"""
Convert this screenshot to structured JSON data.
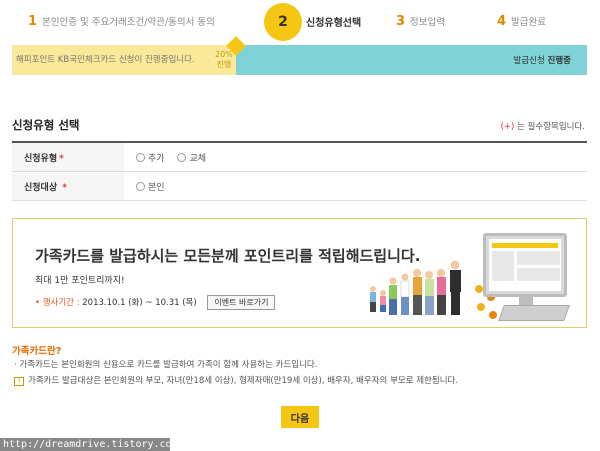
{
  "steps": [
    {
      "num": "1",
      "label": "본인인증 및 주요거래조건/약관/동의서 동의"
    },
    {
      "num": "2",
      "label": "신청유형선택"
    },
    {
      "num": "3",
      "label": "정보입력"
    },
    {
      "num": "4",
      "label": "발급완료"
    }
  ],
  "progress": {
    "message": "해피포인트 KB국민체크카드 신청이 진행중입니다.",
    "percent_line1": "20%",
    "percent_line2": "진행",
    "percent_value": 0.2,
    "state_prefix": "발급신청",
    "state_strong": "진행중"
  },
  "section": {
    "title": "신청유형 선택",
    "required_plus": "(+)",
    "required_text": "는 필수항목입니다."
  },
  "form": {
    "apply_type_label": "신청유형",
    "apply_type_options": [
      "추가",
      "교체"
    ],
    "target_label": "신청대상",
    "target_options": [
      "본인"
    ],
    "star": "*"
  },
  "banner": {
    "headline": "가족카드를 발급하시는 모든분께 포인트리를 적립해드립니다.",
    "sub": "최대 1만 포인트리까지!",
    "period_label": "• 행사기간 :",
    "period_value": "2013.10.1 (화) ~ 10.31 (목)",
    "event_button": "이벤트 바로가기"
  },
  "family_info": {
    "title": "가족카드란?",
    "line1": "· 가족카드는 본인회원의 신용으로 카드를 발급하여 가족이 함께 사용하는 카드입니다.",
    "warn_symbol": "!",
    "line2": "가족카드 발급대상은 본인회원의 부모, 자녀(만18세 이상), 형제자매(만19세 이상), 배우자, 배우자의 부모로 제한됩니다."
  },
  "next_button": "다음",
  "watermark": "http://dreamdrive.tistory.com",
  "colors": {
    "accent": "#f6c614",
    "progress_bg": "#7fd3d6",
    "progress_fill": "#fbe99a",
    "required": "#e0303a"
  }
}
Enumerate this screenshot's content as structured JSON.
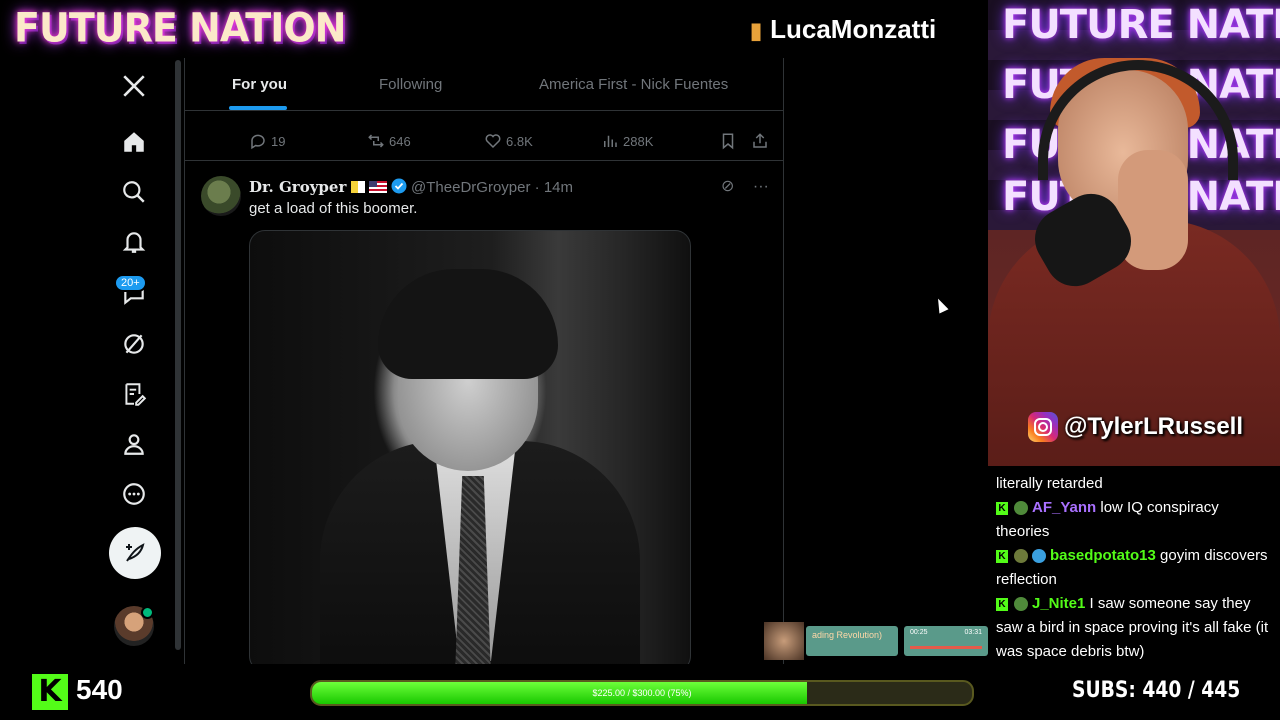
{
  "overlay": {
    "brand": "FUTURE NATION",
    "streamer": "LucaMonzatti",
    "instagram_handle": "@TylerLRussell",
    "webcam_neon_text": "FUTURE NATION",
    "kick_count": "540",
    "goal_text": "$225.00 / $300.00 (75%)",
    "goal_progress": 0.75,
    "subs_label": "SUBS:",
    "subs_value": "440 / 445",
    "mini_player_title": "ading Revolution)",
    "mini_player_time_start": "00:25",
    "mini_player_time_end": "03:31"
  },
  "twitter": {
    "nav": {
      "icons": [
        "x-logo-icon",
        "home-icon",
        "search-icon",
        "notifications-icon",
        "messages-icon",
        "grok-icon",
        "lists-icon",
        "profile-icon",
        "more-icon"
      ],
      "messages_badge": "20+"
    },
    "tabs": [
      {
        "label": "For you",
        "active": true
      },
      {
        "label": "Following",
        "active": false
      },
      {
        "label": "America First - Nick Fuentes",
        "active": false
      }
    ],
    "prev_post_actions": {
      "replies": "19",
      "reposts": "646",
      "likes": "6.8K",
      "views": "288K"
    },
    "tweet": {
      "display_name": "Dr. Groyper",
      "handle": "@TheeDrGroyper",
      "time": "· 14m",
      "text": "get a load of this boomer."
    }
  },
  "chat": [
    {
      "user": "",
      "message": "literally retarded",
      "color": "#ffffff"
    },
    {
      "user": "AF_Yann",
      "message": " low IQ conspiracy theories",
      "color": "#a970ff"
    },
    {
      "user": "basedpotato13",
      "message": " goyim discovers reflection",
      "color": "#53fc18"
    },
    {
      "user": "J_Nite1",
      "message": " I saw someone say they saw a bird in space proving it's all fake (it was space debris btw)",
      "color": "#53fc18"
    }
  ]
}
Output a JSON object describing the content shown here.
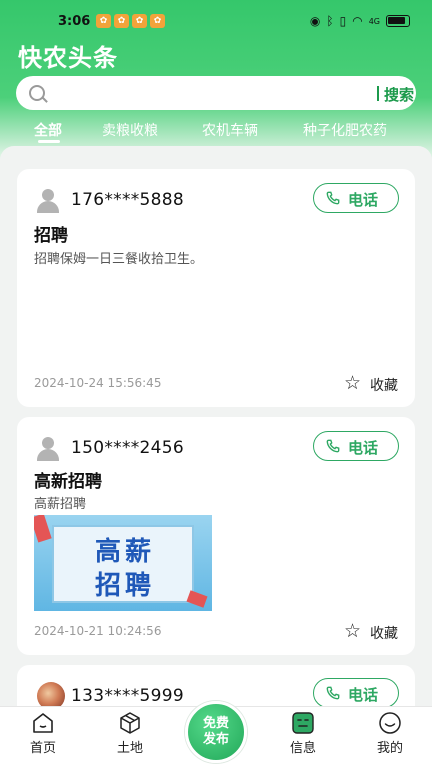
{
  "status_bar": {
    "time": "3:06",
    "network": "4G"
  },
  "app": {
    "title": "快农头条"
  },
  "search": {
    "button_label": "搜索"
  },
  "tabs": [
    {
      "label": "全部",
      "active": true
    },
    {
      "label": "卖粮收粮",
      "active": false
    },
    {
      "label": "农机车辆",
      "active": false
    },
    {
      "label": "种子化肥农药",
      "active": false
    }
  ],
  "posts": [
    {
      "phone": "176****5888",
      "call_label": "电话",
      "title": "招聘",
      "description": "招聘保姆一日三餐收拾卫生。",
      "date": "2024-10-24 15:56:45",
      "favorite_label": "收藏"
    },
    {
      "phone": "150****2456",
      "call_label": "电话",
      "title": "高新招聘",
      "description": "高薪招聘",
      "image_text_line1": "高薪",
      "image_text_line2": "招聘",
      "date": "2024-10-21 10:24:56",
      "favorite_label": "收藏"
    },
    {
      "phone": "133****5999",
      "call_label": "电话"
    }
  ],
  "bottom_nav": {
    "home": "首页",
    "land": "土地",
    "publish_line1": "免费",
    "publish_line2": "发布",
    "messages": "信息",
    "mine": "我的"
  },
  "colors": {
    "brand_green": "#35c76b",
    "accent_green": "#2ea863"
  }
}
"""
WHAT IS REQUIRED:
Copy out the entries verbatim and leave the images out.

EXERCISE SOLUTION:
Convert this screenshot to structured JSON data.
{
  "steps": [
    {
      "num": "1",
      "label": "본인인증 및 주요거래조건/약관/동의서 동의"
    },
    {
      "num": "2",
      "label": "신청유형선택"
    },
    {
      "num": "3",
      "label": "정보입력"
    },
    {
      "num": "4",
      "label": "발급완료"
    }
  ],
  "progress": {
    "message": "해피포인트 KB국민체크카드 신청이 진행중입니다.",
    "percent_line1": "20%",
    "percent_line2": "진행",
    "percent_value": 0.2,
    "state_prefix": "발급신청",
    "state_strong": "진행중"
  },
  "section": {
    "title": "신청유형 선택",
    "required_plus": "(+)",
    "required_text": "는 필수항목입니다."
  },
  "form": {
    "apply_type_label": "신청유형",
    "apply_type_options": [
      "추가",
      "교체"
    ],
    "target_label": "신청대상",
    "target_options": [
      "본인"
    ],
    "star": "*"
  },
  "banner": {
    "headline": "가족카드를 발급하시는 모든분께 포인트리를 적립해드립니다.",
    "sub": "최대 1만 포인트리까지!",
    "period_label": "• 행사기간 :",
    "period_value": "2013.10.1 (화) ~ 10.31 (목)",
    "event_button": "이벤트 바로가기"
  },
  "family_info": {
    "title": "가족카드란?",
    "line1": "· 가족카드는 본인회원의 신용으로 카드를 발급하여 가족이 함께 사용하는 카드입니다.",
    "warn_symbol": "!",
    "line2": "가족카드 발급대상은 본인회원의 부모, 자녀(만18세 이상), 형제자매(만19세 이상), 배우자, 배우자의 부모로 제한됩니다."
  },
  "next_button": "다음",
  "watermark": "http://dreamdrive.tistory.com",
  "colors": {
    "accent": "#f6c614",
    "progress_bg": "#7fd3d6",
    "progress_fill": "#fbe99a",
    "required": "#e0303a"
  }
}
Enumerate this screenshot's content as structured JSON.
{
  "overlay": {
    "brand": "FUTURE NATION",
    "streamer": "LucaMonzatti",
    "instagram_handle": "@TylerLRussell",
    "webcam_neon_text": "FUTURE NATION",
    "kick_count": "540",
    "goal_text": "$225.00 / $300.00 (75%)",
    "goal_progress": 0.75,
    "subs_label": "SUBS:",
    "subs_value": "440 / 445",
    "mini_player_title": "ading Revolution)",
    "mini_player_time_start": "00:25",
    "mini_player_time_end": "03:31"
  },
  "twitter": {
    "nav": {
      "icons": [
        "x-logo-icon",
        "home-icon",
        "search-icon",
        "notifications-icon",
        "messages-icon",
        "grok-icon",
        "lists-icon",
        "profile-icon",
        "more-icon"
      ],
      "messages_badge": "20+"
    },
    "tabs": [
      {
        "label": "For you",
        "active": true
      },
      {
        "label": "Following",
        "active": false
      },
      {
        "label": "America First - Nick Fuentes",
        "active": false
      }
    ],
    "prev_post_actions": {
      "replies": "19",
      "reposts": "646",
      "likes": "6.8K",
      "views": "288K"
    },
    "tweet": {
      "display_name": "Dr. Groyper",
      "handle": "@TheeDrGroyper",
      "time": "· 14m",
      "text": "get a load of this boomer."
    }
  },
  "chat": [
    {
      "user": "",
      "message": "literally retarded",
      "color": "#ffffff"
    },
    {
      "user": "AF_Yann",
      "message": " low IQ conspiracy theories",
      "color": "#a970ff"
    },
    {
      "user": "basedpotato13",
      "message": " goyim discovers reflection",
      "color": "#53fc18"
    },
    {
      "user": "J_Nite1",
      "message": " I saw someone say they saw a bird in space proving it's all fake (it was space debris btw)",
      "color": "#53fc18"
    }
  ]
}
Output a JSON object describing the content shown here.
{
  "status_bar": {
    "time": "3:06",
    "network": "4G"
  },
  "app": {
    "title": "快农头条"
  },
  "search": {
    "button_label": "搜索"
  },
  "tabs": [
    {
      "label": "全部",
      "active": true
    },
    {
      "label": "卖粮收粮",
      "active": false
    },
    {
      "label": "农机车辆",
      "active": false
    },
    {
      "label": "种子化肥农药",
      "active": false
    }
  ],
  "posts": [
    {
      "phone": "176****5888",
      "call_label": "电话",
      "title": "招聘",
      "description": "招聘保姆一日三餐收拾卫生。",
      "date": "2024-10-24 15:56:45",
      "favorite_label": "收藏"
    },
    {
      "phone": "150****2456",
      "call_label": "电话",
      "title": "高新招聘",
      "description": "高薪招聘",
      "image_text_line1": "高薪",
      "image_text_line2": "招聘",
      "date": "2024-10-21 10:24:56",
      "favorite_label": "收藏"
    },
    {
      "phone": "133****5999",
      "call_label": "电话"
    }
  ],
  "bottom_nav": {
    "home": "首页",
    "land": "土地",
    "publish_line1": "免费",
    "publish_line2": "发布",
    "messages": "信息",
    "mine": "我的"
  },
  "colors": {
    "brand_green": "#35c76b",
    "accent_green": "#2ea863"
  }
}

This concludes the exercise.